### Data records
********
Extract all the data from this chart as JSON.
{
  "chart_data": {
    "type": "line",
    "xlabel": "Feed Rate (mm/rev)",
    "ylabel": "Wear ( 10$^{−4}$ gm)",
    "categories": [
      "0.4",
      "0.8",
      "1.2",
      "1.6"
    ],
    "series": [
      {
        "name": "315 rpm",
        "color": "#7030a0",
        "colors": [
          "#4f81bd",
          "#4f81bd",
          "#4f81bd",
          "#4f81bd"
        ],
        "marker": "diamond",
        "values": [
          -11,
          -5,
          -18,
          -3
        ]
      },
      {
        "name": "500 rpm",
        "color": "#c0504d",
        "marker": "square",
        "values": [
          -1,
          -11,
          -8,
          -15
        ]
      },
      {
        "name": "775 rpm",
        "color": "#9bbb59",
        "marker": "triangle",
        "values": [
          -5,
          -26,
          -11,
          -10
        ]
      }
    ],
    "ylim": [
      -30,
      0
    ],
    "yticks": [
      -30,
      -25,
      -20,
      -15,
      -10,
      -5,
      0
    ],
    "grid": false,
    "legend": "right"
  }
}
********
### TASK DESCRIPTION
Return every line holding the word "name" from the records.

### RESPONSE TO THE EXERCISE
        "name": "315 rpm",
        "name": "500 rpm",
        "name": "775 rpm",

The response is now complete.